• _Written task_
Below are the records; copy each line in them that holds the word "from".

• _Figure dataset records_

----------

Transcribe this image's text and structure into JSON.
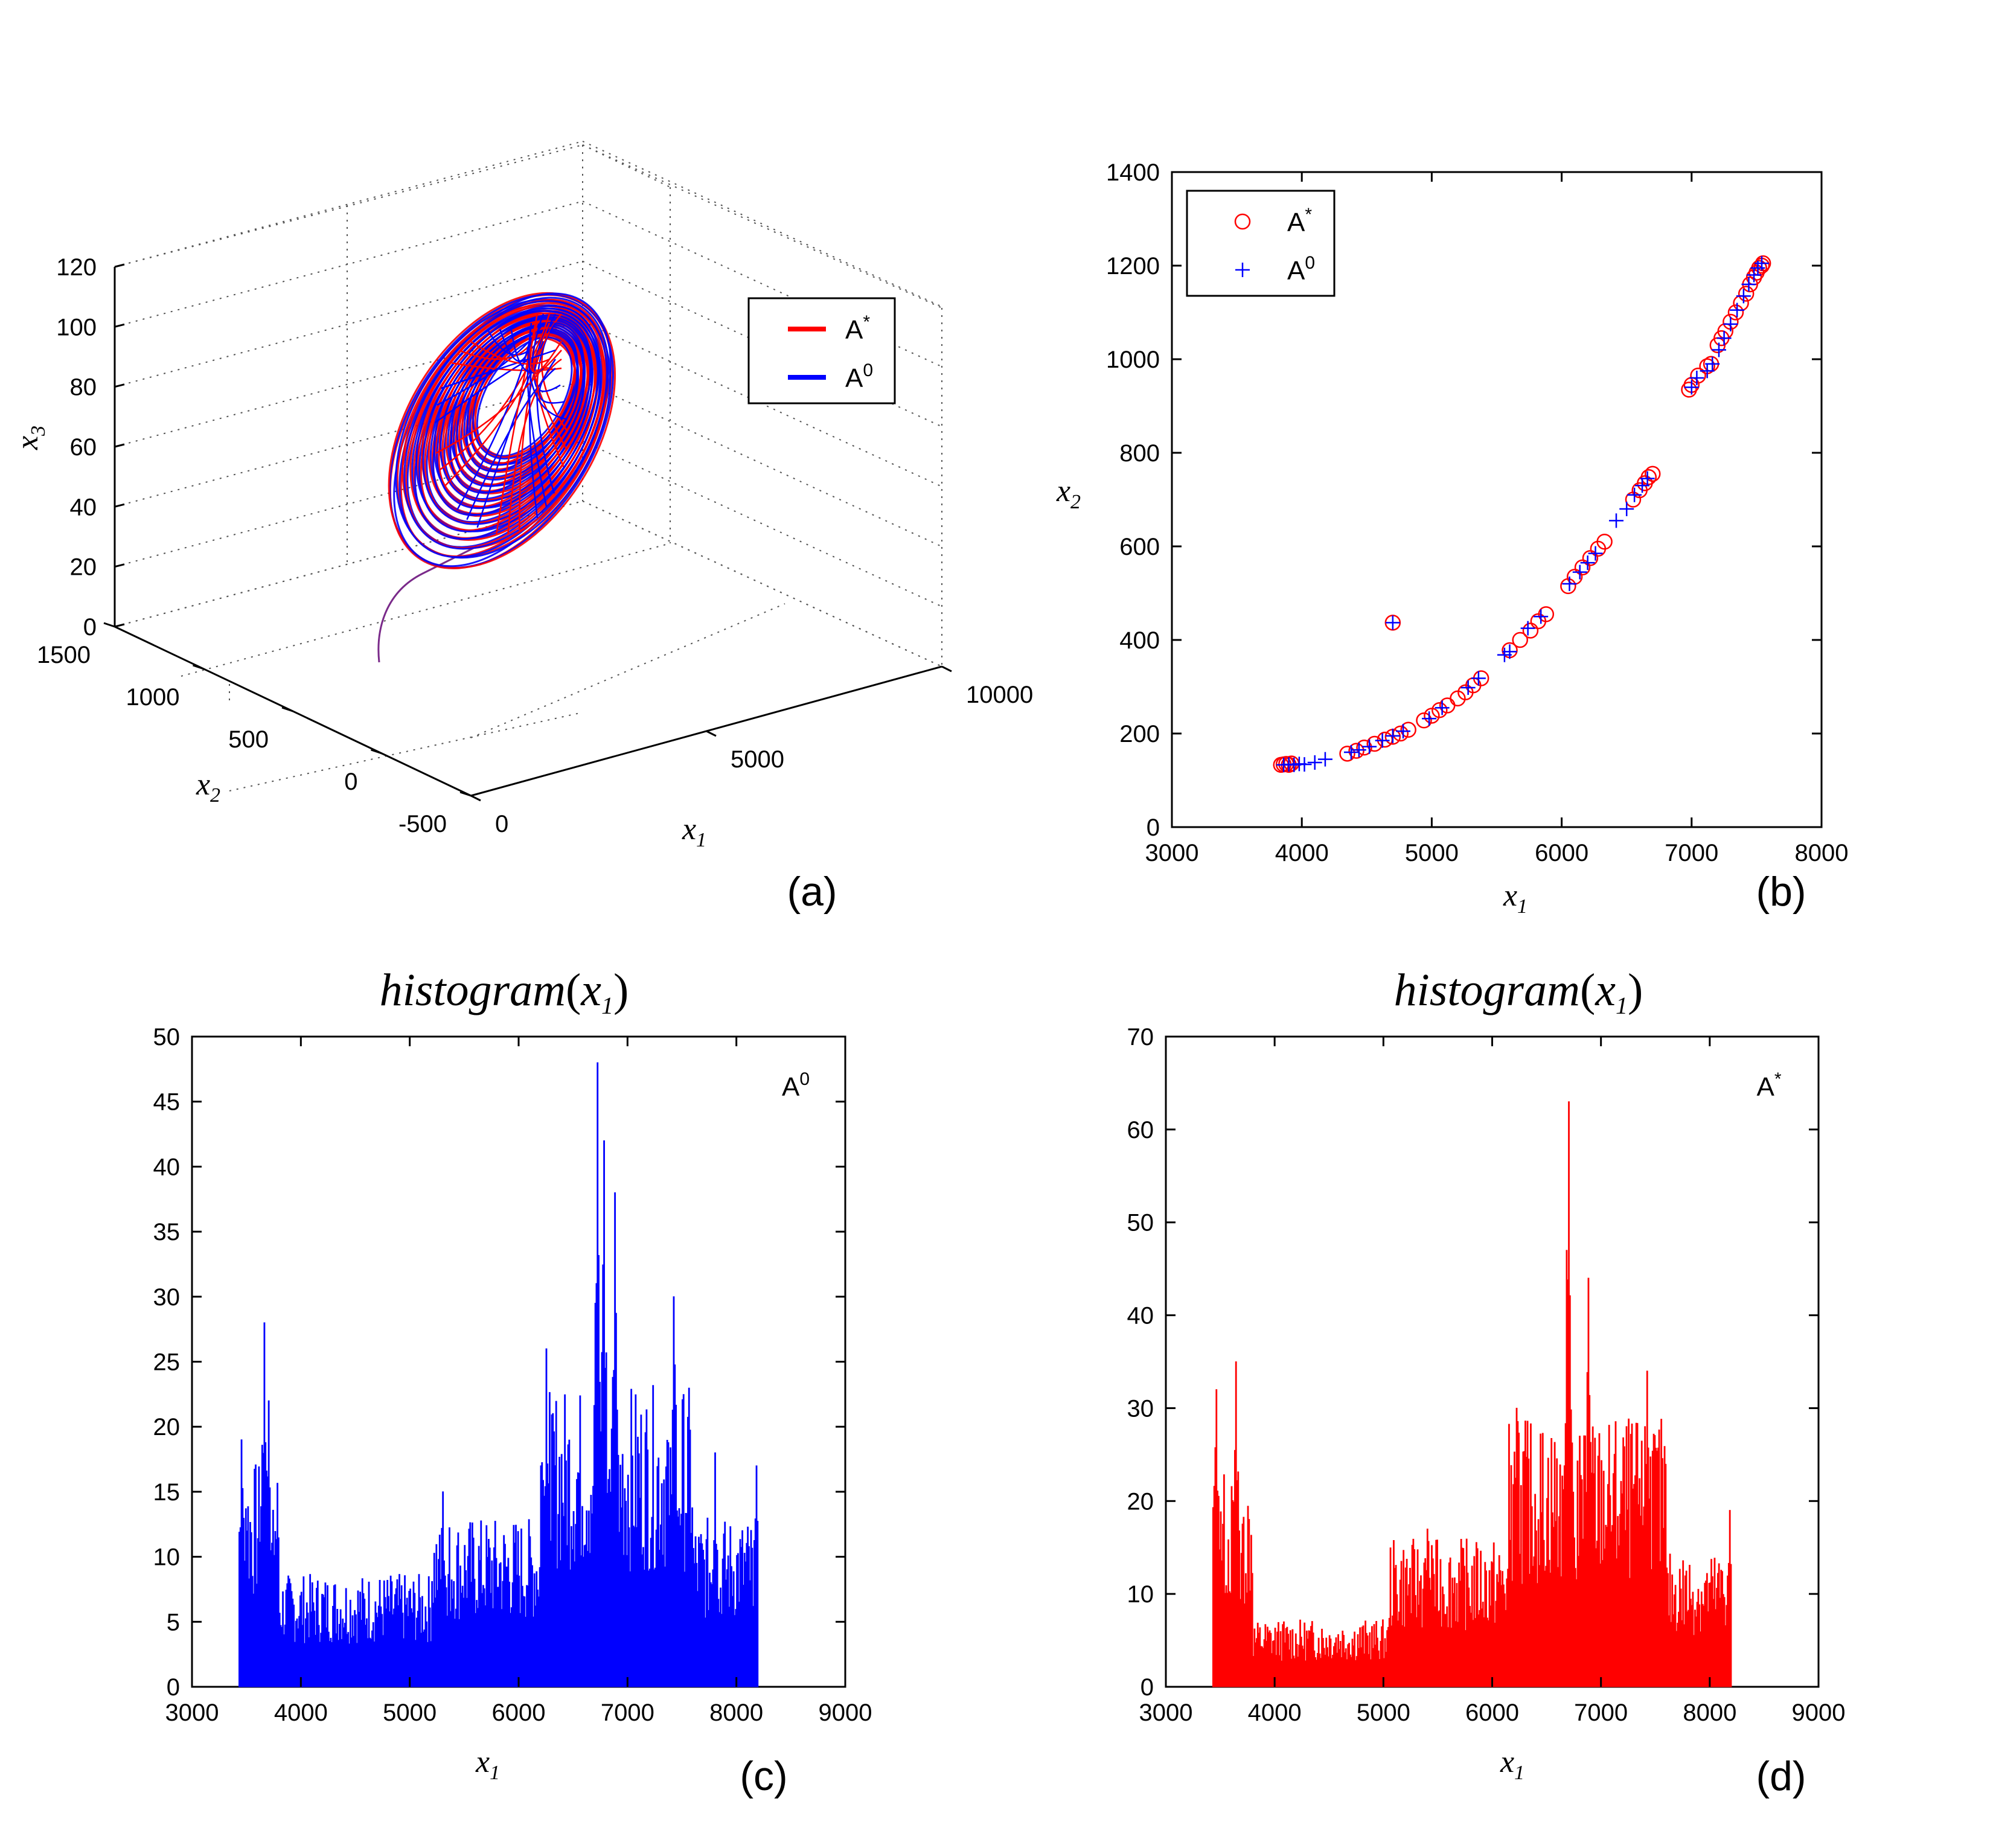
{
  "chart_data": [
    {
      "panel": "(a)",
      "type": "line",
      "subtype": "3d-trajectory",
      "xlabel": "x_1",
      "ylabel": "x_2",
      "zlabel": "x_3",
      "xlim": [
        0,
        10000
      ],
      "ylim": [
        -500,
        1500
      ],
      "zlim": [
        0,
        120
      ],
      "x_ticks": [
        "0",
        "5000",
        "10000"
      ],
      "y_ticks": [
        "-500",
        "0",
        "500",
        "1000",
        "1500"
      ],
      "z_ticks": [
        "0",
        "20",
        "40",
        "60",
        "80",
        "100",
        "120"
      ],
      "grid": true,
      "legend": {
        "position": "top-right",
        "entries": [
          {
            "label": "A",
            "sup": "*",
            "color": "#ff0000"
          },
          {
            "label": "A",
            "sup": "0",
            "color": "#0000ff"
          }
        ]
      },
      "series": [
        {
          "name": "A*",
          "color": "#ff0000",
          "description_values": {
            "transient_start": [
              0,
              0,
              0
            ]
          }
        },
        {
          "name": "A0",
          "color": "#0000ff"
        }
      ]
    },
    {
      "panel": "(b)",
      "type": "scatter",
      "xlabel": "x_1",
      "ylabel": "x_2",
      "xlim": [
        3000,
        8000
      ],
      "ylim": [
        0,
        1400
      ],
      "x_ticks": [
        "3000",
        "4000",
        "5000",
        "6000",
        "7000",
        "8000"
      ],
      "y_ticks": [
        "0",
        "200",
        "400",
        "600",
        "800",
        "1000",
        "1200",
        "1400"
      ],
      "legend": {
        "position": "top-left",
        "entries": [
          {
            "label": "A",
            "sup": "*",
            "marker": "circle",
            "color": "#ff0000"
          },
          {
            "label": "A",
            "sup": "0",
            "marker": "plus",
            "color": "#0000ff"
          }
        ]
      },
      "series": [
        {
          "name": "A*",
          "marker": "circle",
          "color": "#ff0000",
          "x": [
            3840,
            3860,
            3880,
            3900,
            3920,
            4350,
            4420,
            4480,
            4560,
            4640,
            4700,
            4760,
            4820,
            4940,
            5000,
            5060,
            5120,
            5200,
            5260,
            5320,
            5380,
            5600,
            5680,
            5760,
            5820,
            5880,
            6050,
            6100,
            6160,
            6220,
            6280,
            6330,
            6550,
            6600,
            6640,
            6670,
            6700,
            4700,
            6980,
            7000,
            7050,
            7120,
            7150,
            7200,
            7230,
            7260,
            7300,
            7340,
            7380,
            7420,
            7450,
            7480,
            7500,
            7520,
            7540,
            7550
          ],
          "y": [
            133,
            134,
            135,
            133,
            136,
            157,
            163,
            170,
            178,
            187,
            193,
            200,
            208,
            228,
            238,
            250,
            260,
            275,
            288,
            303,
            318,
            378,
            400,
            420,
            440,
            455,
            515,
            535,
            555,
            575,
            595,
            610,
            700,
            720,
            735,
            748,
            755,
            437,
            935,
            945,
            965,
            985,
            990,
            1030,
            1045,
            1060,
            1080,
            1100,
            1120,
            1140,
            1160,
            1175,
            1185,
            1195,
            1200,
            1205
          ]
        },
        {
          "name": "A0",
          "marker": "plus",
          "color": "#0000ff",
          "x": [
            3860,
            3900,
            3940,
            3980,
            4020,
            4100,
            4180,
            4380,
            4440,
            4520,
            4620,
            4700,
            4780,
            4980,
            5080,
            5280,
            5360,
            5560,
            5600,
            5740,
            5840,
            6060,
            6140,
            6200,
            6260,
            6420,
            6500,
            6560,
            6620,
            6660,
            4700,
            7000,
            7040,
            7120,
            7160,
            7210,
            7250,
            7300,
            7350,
            7400,
            7440,
            7480,
            7510,
            7540
          ],
          "y": [
            133,
            134,
            133,
            135,
            134,
            138,
            145,
            160,
            165,
            172,
            185,
            195,
            205,
            232,
            255,
            298,
            318,
            368,
            375,
            425,
            450,
            520,
            545,
            565,
            585,
            655,
            680,
            710,
            730,
            745,
            437,
            940,
            960,
            975,
            990,
            1020,
            1045,
            1075,
            1105,
            1135,
            1160,
            1180,
            1195,
            1205
          ]
        }
      ]
    },
    {
      "panel": "(c)",
      "type": "bar",
      "subtype": "histogram",
      "title": "histogram",
      "title_arg": "x",
      "title_arg_sub": "1",
      "xlabel": "x_1",
      "ylabel": "",
      "xlim": [
        3000,
        9000
      ],
      "ylim": [
        0,
        50
      ],
      "x_ticks": [
        "3000",
        "4000",
        "5000",
        "6000",
        "7000",
        "8000",
        "9000"
      ],
      "y_ticks": [
        "0",
        "5",
        "10",
        "15",
        "20",
        "25",
        "30",
        "35",
        "40",
        "45",
        "50"
      ],
      "annotation": {
        "label": "A",
        "sup": "0"
      },
      "color": "#0000ff",
      "bin_range": [
        3430,
        8200
      ],
      "peaks": [
        {
          "x": 3450,
          "y": 19
        },
        {
          "x": 3660,
          "y": 28
        },
        {
          "x": 3700,
          "y": 22
        },
        {
          "x": 5300,
          "y": 15
        },
        {
          "x": 6250,
          "y": 26
        },
        {
          "x": 6720,
          "y": 48
        },
        {
          "x": 6780,
          "y": 42
        },
        {
          "x": 6880,
          "y": 38
        },
        {
          "x": 7420,
          "y": 30
        },
        {
          "x": 7800,
          "y": 18
        },
        {
          "x": 8180,
          "y": 17
        }
      ],
      "baseline_levels": [
        {
          "from": 3430,
          "to": 3800,
          "y": 12
        },
        {
          "from": 3800,
          "to": 5200,
          "y": 6
        },
        {
          "from": 5200,
          "to": 6200,
          "y": 9
        },
        {
          "from": 6200,
          "to": 7600,
          "y": 16
        },
        {
          "from": 7600,
          "to": 8200,
          "y": 9
        }
      ]
    },
    {
      "panel": "(d)",
      "type": "bar",
      "subtype": "histogram",
      "title": "histogram",
      "title_arg": "x",
      "title_arg_sub": "1",
      "xlabel": "x_1",
      "ylabel": "",
      "xlim": [
        3000,
        9000
      ],
      "ylim": [
        0,
        70
      ],
      "x_ticks": [
        "3000",
        "4000",
        "5000",
        "6000",
        "7000",
        "8000",
        "9000"
      ],
      "y_ticks": [
        "0",
        "10",
        "20",
        "30",
        "40",
        "50",
        "60",
        "70"
      ],
      "annotation": {
        "label": "A",
        "sup": "*"
      },
      "color": "#ff0000",
      "bin_range": [
        3430,
        8200
      ],
      "peaks": [
        {
          "x": 3460,
          "y": 32
        },
        {
          "x": 3640,
          "y": 35
        },
        {
          "x": 5400,
          "y": 17
        },
        {
          "x": 6220,
          "y": 30
        },
        {
          "x": 6700,
          "y": 63
        },
        {
          "x": 6680,
          "y": 47
        },
        {
          "x": 6880,
          "y": 44
        },
        {
          "x": 7420,
          "y": 34
        },
        {
          "x": 8180,
          "y": 19
        }
      ],
      "baseline_levels": [
        {
          "from": 3430,
          "to": 3800,
          "y": 16
        },
        {
          "from": 3800,
          "to": 5050,
          "y": 5
        },
        {
          "from": 5050,
          "to": 6150,
          "y": 11
        },
        {
          "from": 6150,
          "to": 7600,
          "y": 20
        },
        {
          "from": 7600,
          "to": 8200,
          "y": 10
        }
      ]
    }
  ]
}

----------

• _Solution for this task_
          "from": 3430,
          "from": 3800,
          "from": 5200,
          "from": 6200,
          "from": 7600,
          "from": 3430,
          "from": 3800,
          "from": 5050,
          "from": 6150,
          "from": 7600,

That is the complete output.